=== Extracted entries ===

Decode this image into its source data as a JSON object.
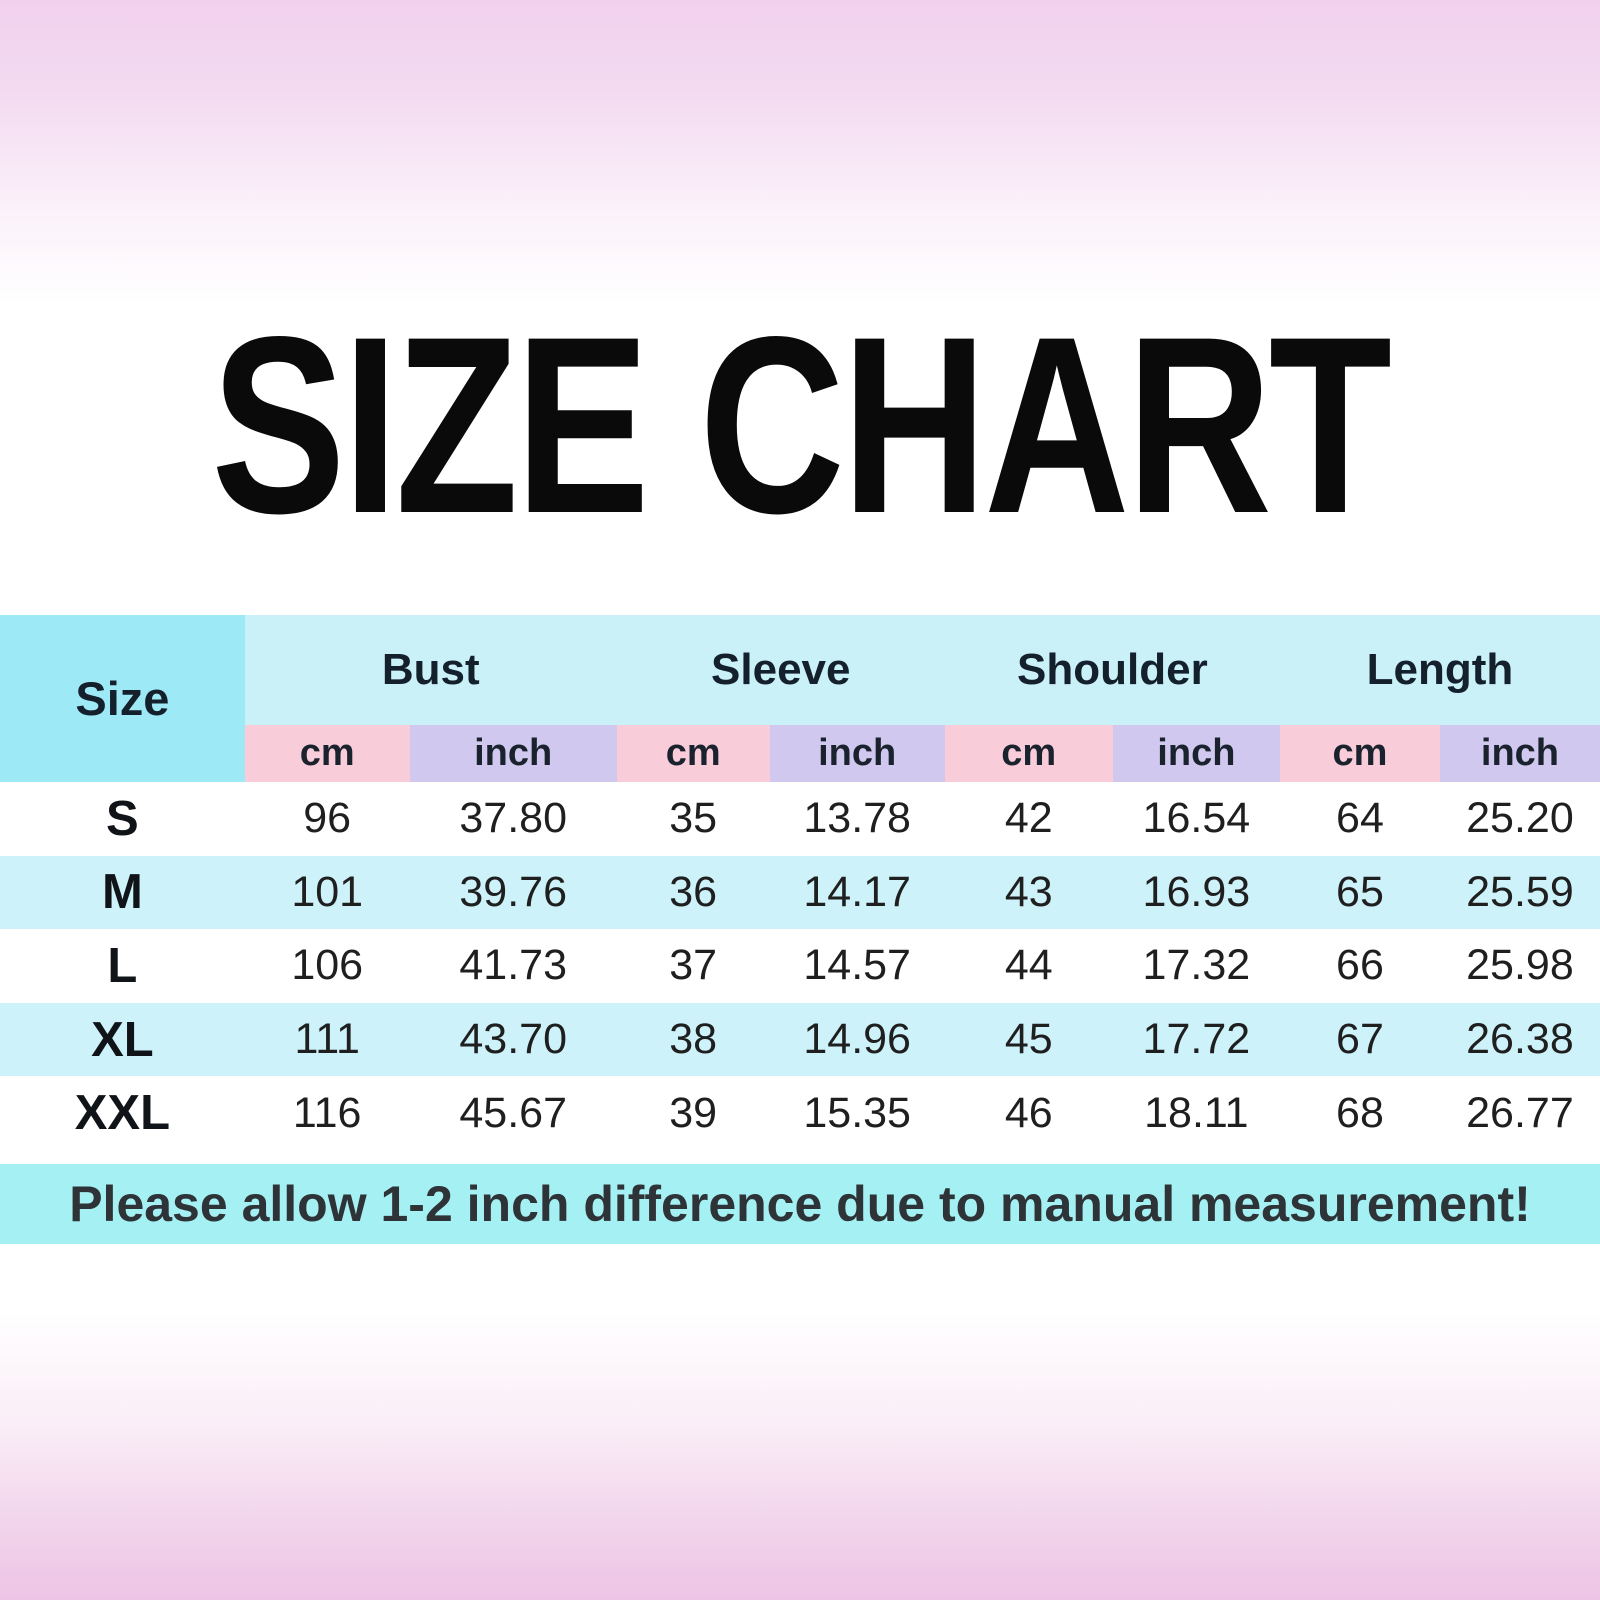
{
  "title": "SIZE CHART",
  "table": {
    "size_header": "Size",
    "groups": [
      {
        "label": "Bust"
      },
      {
        "label": "Sleeve"
      },
      {
        "label": "Shoulder"
      },
      {
        "label": "Length"
      }
    ],
    "units": [
      "cm",
      "inch",
      "cm",
      "inch",
      "cm",
      "inch",
      "cm",
      "inch"
    ],
    "rows": [
      {
        "size": "S",
        "values": [
          "96",
          "37.80",
          "35",
          "13.78",
          "42",
          "16.54",
          "64",
          "25.20"
        ]
      },
      {
        "size": "M",
        "values": [
          "101",
          "39.76",
          "36",
          "14.17",
          "43",
          "16.93",
          "65",
          "25.59"
        ]
      },
      {
        "size": "L",
        "values": [
          "106",
          "41.73",
          "37",
          "14.57",
          "44",
          "17.32",
          "66",
          "25.98"
        ]
      },
      {
        "size": "XL",
        "values": [
          "111",
          "43.70",
          "38",
          "14.96",
          "45",
          "17.72",
          "67",
          "26.38"
        ]
      },
      {
        "size": "XXL",
        "values": [
          "116",
          "45.67",
          "39",
          "15.35",
          "46",
          "18.11",
          "68",
          "26.77"
        ]
      }
    ]
  },
  "footer_note": "Please allow 1-2 inch difference due to manual measurement!",
  "colors": {
    "size_header_bg": "#9ee9f6",
    "group_header_bg": "#c9f1f7",
    "unit_cm_bg": "#f9ccd9",
    "unit_inch_bg": "#d0c8ee",
    "row_alt_bg": "#cdf2f9",
    "footer_bg": "#a5f0f3",
    "bg_top_pink": "#f1d0ed",
    "bg_bottom_pink": "#edc4e5",
    "title_color": "#0a0a0a",
    "green_artifact": "#1e7d33"
  },
  "chart_data": {
    "type": "table",
    "title": "SIZE CHART",
    "columns": [
      "Size",
      "Bust cm",
      "Bust inch",
      "Sleeve cm",
      "Sleeve inch",
      "Shoulder cm",
      "Shoulder inch",
      "Length cm",
      "Length inch"
    ],
    "rows": [
      [
        "S",
        96,
        37.8,
        35,
        13.78,
        42,
        16.54,
        64,
        25.2
      ],
      [
        "M",
        101,
        39.76,
        36,
        14.17,
        43,
        16.93,
        65,
        25.59
      ],
      [
        "L",
        106,
        41.73,
        37,
        14.57,
        44,
        17.32,
        66,
        25.98
      ],
      [
        "XL",
        111,
        43.7,
        38,
        14.96,
        45,
        17.72,
        67,
        26.38
      ],
      [
        "XXL",
        116,
        45.67,
        39,
        15.35,
        46,
        18.11,
        68,
        26.77
      ]
    ],
    "note": "Please allow 1-2 inch difference due to manual measurement!"
  }
}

===

## Requirements:
Write out every line above exactly as it is, leaving out the pictures.

## Task response:
Decode this image into its source data as a JSON object.
{
  "title": "SIZE CHART",
  "table": {
    "size_header": "Size",
    "groups": [
      {
        "label": "Bust"
      },
      {
        "label": "Sleeve"
      },
      {
        "label": "Shoulder"
      },
      {
        "label": "Length"
      }
    ],
    "units": [
      "cm",
      "inch",
      "cm",
      "inch",
      "cm",
      "inch",
      "cm",
      "inch"
    ],
    "rows": [
      {
        "size": "S",
        "values": [
          "96",
          "37.80",
          "35",
          "13.78",
          "42",
          "16.54",
          "64",
          "25.20"
        ]
      },
      {
        "size": "M",
        "values": [
          "101",
          "39.76",
          "36",
          "14.17",
          "43",
          "16.93",
          "65",
          "25.59"
        ]
      },
      {
        "size": "L",
        "values": [
          "106",
          "41.73",
          "37",
          "14.57",
          "44",
          "17.32",
          "66",
          "25.98"
        ]
      },
      {
        "size": "XL",
        "values": [
          "111",
          "43.70",
          "38",
          "14.96",
          "45",
          "17.72",
          "67",
          "26.38"
        ]
      },
      {
        "size": "XXL",
        "values": [
          "116",
          "45.67",
          "39",
          "15.35",
          "46",
          "18.11",
          "68",
          "26.77"
        ]
      }
    ]
  },
  "footer_note": "Please allow 1-2 inch difference due to manual measurement!",
  "colors": {
    "size_header_bg": "#9ee9f6",
    "group_header_bg": "#c9f1f7",
    "unit_cm_bg": "#f9ccd9",
    "unit_inch_bg": "#d0c8ee",
    "row_alt_bg": "#cdf2f9",
    "footer_bg": "#a5f0f3",
    "bg_top_pink": "#f1d0ed",
    "bg_bottom_pink": "#edc4e5",
    "title_color": "#0a0a0a",
    "green_artifact": "#1e7d33"
  },
  "chart_data": {
    "type": "table",
    "title": "SIZE CHART",
    "columns": [
      "Size",
      "Bust cm",
      "Bust inch",
      "Sleeve cm",
      "Sleeve inch",
      "Shoulder cm",
      "Shoulder inch",
      "Length cm",
      "Length inch"
    ],
    "rows": [
      [
        "S",
        96,
        37.8,
        35,
        13.78,
        42,
        16.54,
        64,
        25.2
      ],
      [
        "M",
        101,
        39.76,
        36,
        14.17,
        43,
        16.93,
        65,
        25.59
      ],
      [
        "L",
        106,
        41.73,
        37,
        14.57,
        44,
        17.32,
        66,
        25.98
      ],
      [
        "XL",
        111,
        43.7,
        38,
        14.96,
        45,
        17.72,
        67,
        26.38
      ],
      [
        "XXL",
        116,
        45.67,
        39,
        15.35,
        46,
        18.11,
        68,
        26.77
      ]
    ],
    "note": "Please allow 1-2 inch difference due to manual measurement!"
  }
}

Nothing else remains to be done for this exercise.